>> Start Data supplied

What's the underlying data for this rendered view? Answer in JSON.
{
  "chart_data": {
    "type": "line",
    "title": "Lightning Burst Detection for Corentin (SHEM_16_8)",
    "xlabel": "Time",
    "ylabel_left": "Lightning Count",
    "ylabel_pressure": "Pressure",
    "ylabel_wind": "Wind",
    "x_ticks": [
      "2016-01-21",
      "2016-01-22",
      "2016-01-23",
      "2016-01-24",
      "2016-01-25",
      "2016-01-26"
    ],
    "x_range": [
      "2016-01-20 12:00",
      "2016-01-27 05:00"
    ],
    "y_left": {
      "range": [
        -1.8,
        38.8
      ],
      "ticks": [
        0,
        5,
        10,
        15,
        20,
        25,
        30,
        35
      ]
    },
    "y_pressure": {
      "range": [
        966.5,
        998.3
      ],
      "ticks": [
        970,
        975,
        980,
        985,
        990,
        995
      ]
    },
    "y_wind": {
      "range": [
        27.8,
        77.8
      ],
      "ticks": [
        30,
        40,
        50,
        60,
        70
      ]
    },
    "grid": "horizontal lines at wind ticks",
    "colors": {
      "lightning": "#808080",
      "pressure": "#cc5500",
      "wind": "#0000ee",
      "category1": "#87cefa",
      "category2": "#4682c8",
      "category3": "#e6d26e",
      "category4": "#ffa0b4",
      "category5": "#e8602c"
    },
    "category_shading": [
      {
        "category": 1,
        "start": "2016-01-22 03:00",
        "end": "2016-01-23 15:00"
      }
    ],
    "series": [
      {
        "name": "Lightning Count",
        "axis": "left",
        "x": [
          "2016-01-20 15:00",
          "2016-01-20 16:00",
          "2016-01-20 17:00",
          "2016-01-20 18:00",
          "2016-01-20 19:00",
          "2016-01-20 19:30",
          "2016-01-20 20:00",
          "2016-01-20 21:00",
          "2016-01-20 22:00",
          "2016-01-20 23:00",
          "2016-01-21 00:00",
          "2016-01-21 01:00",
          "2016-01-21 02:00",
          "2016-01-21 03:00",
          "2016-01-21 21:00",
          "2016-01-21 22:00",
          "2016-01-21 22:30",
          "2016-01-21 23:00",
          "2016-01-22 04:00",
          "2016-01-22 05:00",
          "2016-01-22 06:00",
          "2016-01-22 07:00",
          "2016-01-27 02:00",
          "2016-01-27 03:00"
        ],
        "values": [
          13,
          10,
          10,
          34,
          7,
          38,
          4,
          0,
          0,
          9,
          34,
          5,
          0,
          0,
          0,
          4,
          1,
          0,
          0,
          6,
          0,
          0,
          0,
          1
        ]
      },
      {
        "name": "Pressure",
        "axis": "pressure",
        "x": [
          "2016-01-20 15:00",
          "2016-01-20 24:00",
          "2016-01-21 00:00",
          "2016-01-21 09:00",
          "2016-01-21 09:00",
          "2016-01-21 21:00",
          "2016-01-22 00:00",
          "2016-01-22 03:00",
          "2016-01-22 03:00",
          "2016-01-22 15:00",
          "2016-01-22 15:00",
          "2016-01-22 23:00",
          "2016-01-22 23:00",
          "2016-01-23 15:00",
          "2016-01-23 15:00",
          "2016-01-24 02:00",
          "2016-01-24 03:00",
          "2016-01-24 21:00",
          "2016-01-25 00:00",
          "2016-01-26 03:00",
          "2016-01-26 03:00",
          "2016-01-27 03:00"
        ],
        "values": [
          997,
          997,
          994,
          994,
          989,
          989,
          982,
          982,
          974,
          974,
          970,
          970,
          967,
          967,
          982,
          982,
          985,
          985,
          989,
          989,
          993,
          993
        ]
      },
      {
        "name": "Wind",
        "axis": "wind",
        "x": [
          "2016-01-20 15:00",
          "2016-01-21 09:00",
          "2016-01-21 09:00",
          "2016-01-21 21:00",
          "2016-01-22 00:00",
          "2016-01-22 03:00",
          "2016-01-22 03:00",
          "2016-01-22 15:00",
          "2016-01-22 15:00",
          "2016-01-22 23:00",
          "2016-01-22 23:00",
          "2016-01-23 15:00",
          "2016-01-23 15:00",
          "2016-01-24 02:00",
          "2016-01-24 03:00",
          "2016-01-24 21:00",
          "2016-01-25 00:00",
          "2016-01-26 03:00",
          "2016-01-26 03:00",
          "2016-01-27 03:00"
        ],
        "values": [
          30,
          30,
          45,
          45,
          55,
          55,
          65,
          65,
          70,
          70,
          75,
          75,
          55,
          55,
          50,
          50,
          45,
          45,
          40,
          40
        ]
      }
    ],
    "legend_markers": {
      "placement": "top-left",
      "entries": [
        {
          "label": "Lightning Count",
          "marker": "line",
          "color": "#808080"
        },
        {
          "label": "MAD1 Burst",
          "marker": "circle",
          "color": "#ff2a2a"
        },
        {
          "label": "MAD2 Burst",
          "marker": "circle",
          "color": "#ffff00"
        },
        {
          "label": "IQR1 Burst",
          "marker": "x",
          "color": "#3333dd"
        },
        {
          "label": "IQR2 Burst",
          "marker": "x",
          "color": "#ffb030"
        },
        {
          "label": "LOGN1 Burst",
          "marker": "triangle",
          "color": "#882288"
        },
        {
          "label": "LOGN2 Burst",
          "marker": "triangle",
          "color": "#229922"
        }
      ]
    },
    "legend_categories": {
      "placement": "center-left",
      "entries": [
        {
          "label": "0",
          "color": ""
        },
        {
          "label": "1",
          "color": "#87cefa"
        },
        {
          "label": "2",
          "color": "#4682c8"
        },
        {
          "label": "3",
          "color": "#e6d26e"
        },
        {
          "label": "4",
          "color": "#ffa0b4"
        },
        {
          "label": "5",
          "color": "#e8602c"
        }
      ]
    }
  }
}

>> End Data supplied

What needs to be done:
Without leaving anything out, give the entries again exactly.

Task answer:
What's the underlying data for this rendered view? Answer in JSON.
{
  "chart_data": {
    "type": "line",
    "title": "Lightning Burst Detection for Corentin (SHEM_16_8)",
    "xlabel": "Time",
    "ylabel_left": "Lightning Count",
    "ylabel_pressure": "Pressure",
    "ylabel_wind": "Wind",
    "x_ticks": [
      "2016-01-21",
      "2016-01-22",
      "2016-01-23",
      "2016-01-24",
      "2016-01-25",
      "2016-01-26"
    ],
    "x_range": [
      "2016-01-20 12:00",
      "2016-01-27 05:00"
    ],
    "y_left": {
      "range": [
        -1.8,
        38.8
      ],
      "ticks": [
        0,
        5,
        10,
        15,
        20,
        25,
        30,
        35
      ]
    },
    "y_pressure": {
      "range": [
        966.5,
        998.3
      ],
      "ticks": [
        970,
        975,
        980,
        985,
        990,
        995
      ]
    },
    "y_wind": {
      "range": [
        27.8,
        77.8
      ],
      "ticks": [
        30,
        40,
        50,
        60,
        70
      ]
    },
    "grid": "horizontal lines at wind ticks",
    "colors": {
      "lightning": "#808080",
      "pressure": "#cc5500",
      "wind": "#0000ee",
      "category1": "#87cefa",
      "category2": "#4682c8",
      "category3": "#e6d26e",
      "category4": "#ffa0b4",
      "category5": "#e8602c"
    },
    "category_shading": [
      {
        "category": 1,
        "start": "2016-01-22 03:00",
        "end": "2016-01-23 15:00"
      }
    ],
    "series": [
      {
        "name": "Lightning Count",
        "axis": "left",
        "x": [
          "2016-01-20 15:00",
          "2016-01-20 16:00",
          "2016-01-20 17:00",
          "2016-01-20 18:00",
          "2016-01-20 19:00",
          "2016-01-20 19:30",
          "2016-01-20 20:00",
          "2016-01-20 21:00",
          "2016-01-20 22:00",
          "2016-01-20 23:00",
          "2016-01-21 00:00",
          "2016-01-21 01:00",
          "2016-01-21 02:00",
          "2016-01-21 03:00",
          "2016-01-21 21:00",
          "2016-01-21 22:00",
          "2016-01-21 22:30",
          "2016-01-21 23:00",
          "2016-01-22 04:00",
          "2016-01-22 05:00",
          "2016-01-22 06:00",
          "2016-01-22 07:00",
          "2016-01-27 02:00",
          "2016-01-27 03:00"
        ],
        "values": [
          13,
          10,
          10,
          34,
          7,
          38,
          4,
          0,
          0,
          9,
          34,
          5,
          0,
          0,
          0,
          4,
          1,
          0,
          0,
          6,
          0,
          0,
          0,
          1
        ]
      },
      {
        "name": "Pressure",
        "axis": "pressure",
        "x": [
          "2016-01-20 15:00",
          "2016-01-20 24:00",
          "2016-01-21 00:00",
          "2016-01-21 09:00",
          "2016-01-21 09:00",
          "2016-01-21 21:00",
          "2016-01-22 00:00",
          "2016-01-22 03:00",
          "2016-01-22 03:00",
          "2016-01-22 15:00",
          "2016-01-22 15:00",
          "2016-01-22 23:00",
          "2016-01-22 23:00",
          "2016-01-23 15:00",
          "2016-01-23 15:00",
          "2016-01-24 02:00",
          "2016-01-24 03:00",
          "2016-01-24 21:00",
          "2016-01-25 00:00",
          "2016-01-26 03:00",
          "2016-01-26 03:00",
          "2016-01-27 03:00"
        ],
        "values": [
          997,
          997,
          994,
          994,
          989,
          989,
          982,
          982,
          974,
          974,
          970,
          970,
          967,
          967,
          982,
          982,
          985,
          985,
          989,
          989,
          993,
          993
        ]
      },
      {
        "name": "Wind",
        "axis": "wind",
        "x": [
          "2016-01-20 15:00",
          "2016-01-21 09:00",
          "2016-01-21 09:00",
          "2016-01-21 21:00",
          "2016-01-22 00:00",
          "2016-01-22 03:00",
          "2016-01-22 03:00",
          "2016-01-22 15:00",
          "2016-01-22 15:00",
          "2016-01-22 23:00",
          "2016-01-22 23:00",
          "2016-01-23 15:00",
          "2016-01-23 15:00",
          "2016-01-24 02:00",
          "2016-01-24 03:00",
          "2016-01-24 21:00",
          "2016-01-25 00:00",
          "2016-01-26 03:00",
          "2016-01-26 03:00",
          "2016-01-27 03:00"
        ],
        "values": [
          30,
          30,
          45,
          45,
          55,
          55,
          65,
          65,
          70,
          70,
          75,
          75,
          55,
          55,
          50,
          50,
          45,
          45,
          40,
          40
        ]
      }
    ],
    "legend_markers": {
      "placement": "top-left",
      "entries": [
        {
          "label": "Lightning Count",
          "marker": "line",
          "color": "#808080"
        },
        {
          "label": "MAD1 Burst",
          "marker": "circle",
          "color": "#ff2a2a"
        },
        {
          "label": "MAD2 Burst",
          "marker": "circle",
          "color": "#ffff00"
        },
        {
          "label": "IQR1 Burst",
          "marker": "x",
          "color": "#3333dd"
        },
        {
          "label": "IQR2 Burst",
          "marker": "x",
          "color": "#ffb030"
        },
        {
          "label": "LOGN1 Burst",
          "marker": "triangle",
          "color": "#882288"
        },
        {
          "label": "LOGN2 Burst",
          "marker": "triangle",
          "color": "#229922"
        }
      ]
    },
    "legend_categories": {
      "placement": "center-left",
      "entries": [
        {
          "label": "0",
          "color": ""
        },
        {
          "label": "1",
          "color": "#87cefa"
        },
        {
          "label": "2",
          "color": "#4682c8"
        },
        {
          "label": "3",
          "color": "#e6d26e"
        },
        {
          "label": "4",
          "color": "#ffa0b4"
        },
        {
          "label": "5",
          "color": "#e8602c"
        }
      ]
    }
  }
}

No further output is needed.